> **Material supplied**:
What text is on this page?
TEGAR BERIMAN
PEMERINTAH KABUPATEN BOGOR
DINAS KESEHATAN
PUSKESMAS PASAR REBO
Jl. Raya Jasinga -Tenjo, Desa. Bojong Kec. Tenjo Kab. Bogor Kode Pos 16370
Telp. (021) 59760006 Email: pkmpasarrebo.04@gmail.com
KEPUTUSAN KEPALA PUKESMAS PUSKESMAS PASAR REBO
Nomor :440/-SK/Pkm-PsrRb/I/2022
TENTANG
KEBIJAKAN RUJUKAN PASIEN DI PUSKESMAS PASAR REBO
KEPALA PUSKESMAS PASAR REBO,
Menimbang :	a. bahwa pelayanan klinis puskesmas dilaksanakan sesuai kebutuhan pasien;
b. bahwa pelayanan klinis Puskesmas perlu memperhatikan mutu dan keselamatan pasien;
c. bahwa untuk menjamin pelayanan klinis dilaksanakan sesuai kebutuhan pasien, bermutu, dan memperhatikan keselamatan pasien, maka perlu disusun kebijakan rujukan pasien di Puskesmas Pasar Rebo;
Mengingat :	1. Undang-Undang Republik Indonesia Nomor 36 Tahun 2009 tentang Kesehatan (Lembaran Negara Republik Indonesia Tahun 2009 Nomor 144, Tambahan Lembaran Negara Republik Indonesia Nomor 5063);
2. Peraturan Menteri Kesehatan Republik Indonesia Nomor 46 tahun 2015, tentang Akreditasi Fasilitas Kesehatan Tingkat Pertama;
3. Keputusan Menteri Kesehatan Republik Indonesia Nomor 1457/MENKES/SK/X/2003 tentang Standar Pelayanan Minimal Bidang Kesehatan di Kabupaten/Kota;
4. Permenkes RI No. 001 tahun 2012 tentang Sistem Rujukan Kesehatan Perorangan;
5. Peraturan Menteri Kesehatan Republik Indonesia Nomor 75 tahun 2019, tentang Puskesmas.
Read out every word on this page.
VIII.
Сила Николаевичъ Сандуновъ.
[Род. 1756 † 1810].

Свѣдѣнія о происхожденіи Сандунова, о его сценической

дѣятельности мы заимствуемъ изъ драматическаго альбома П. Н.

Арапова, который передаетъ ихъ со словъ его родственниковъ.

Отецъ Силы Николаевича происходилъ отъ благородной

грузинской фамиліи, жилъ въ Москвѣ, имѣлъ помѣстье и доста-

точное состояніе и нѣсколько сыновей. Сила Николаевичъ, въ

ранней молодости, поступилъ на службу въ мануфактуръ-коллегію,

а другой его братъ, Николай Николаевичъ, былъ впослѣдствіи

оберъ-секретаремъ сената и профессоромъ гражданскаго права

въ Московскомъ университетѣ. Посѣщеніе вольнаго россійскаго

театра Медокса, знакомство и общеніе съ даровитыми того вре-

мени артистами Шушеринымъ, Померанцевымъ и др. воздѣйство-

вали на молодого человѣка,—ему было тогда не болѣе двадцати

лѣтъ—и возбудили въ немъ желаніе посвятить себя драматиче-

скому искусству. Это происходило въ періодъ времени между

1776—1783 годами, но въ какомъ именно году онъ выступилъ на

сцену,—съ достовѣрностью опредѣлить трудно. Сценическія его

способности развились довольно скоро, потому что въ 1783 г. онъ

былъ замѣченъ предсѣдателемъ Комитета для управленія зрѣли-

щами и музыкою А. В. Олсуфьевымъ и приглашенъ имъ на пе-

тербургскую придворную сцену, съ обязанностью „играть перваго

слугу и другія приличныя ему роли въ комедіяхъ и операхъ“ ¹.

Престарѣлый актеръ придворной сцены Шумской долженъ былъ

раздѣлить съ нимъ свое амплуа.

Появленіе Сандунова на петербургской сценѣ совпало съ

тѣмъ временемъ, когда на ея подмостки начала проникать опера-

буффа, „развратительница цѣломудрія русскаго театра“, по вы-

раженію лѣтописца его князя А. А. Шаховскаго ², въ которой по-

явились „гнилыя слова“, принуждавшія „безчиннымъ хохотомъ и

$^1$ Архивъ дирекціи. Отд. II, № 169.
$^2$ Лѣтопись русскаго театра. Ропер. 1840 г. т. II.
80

> **Work to complete**:
Copy each line of the listing that includes "klinis".

> **Answer to the exercise**:
Menimbang :	a. bahwa pelayanan klinis puskesmas dilaksanakan sesuai kebutuhan pasien;
b. bahwa pelayanan klinis Puskesmas perlu memperhatikan mutu dan keselamatan pasien;
c. bahwa untuk menjamin pelayanan klinis dilaksanakan sesuai kebutuhan pasien, bermutu, dan memperhatikan keselamatan pasien, maka perlu disusun kebijakan rujukan pasien di Puskesmas Pasar Rebo;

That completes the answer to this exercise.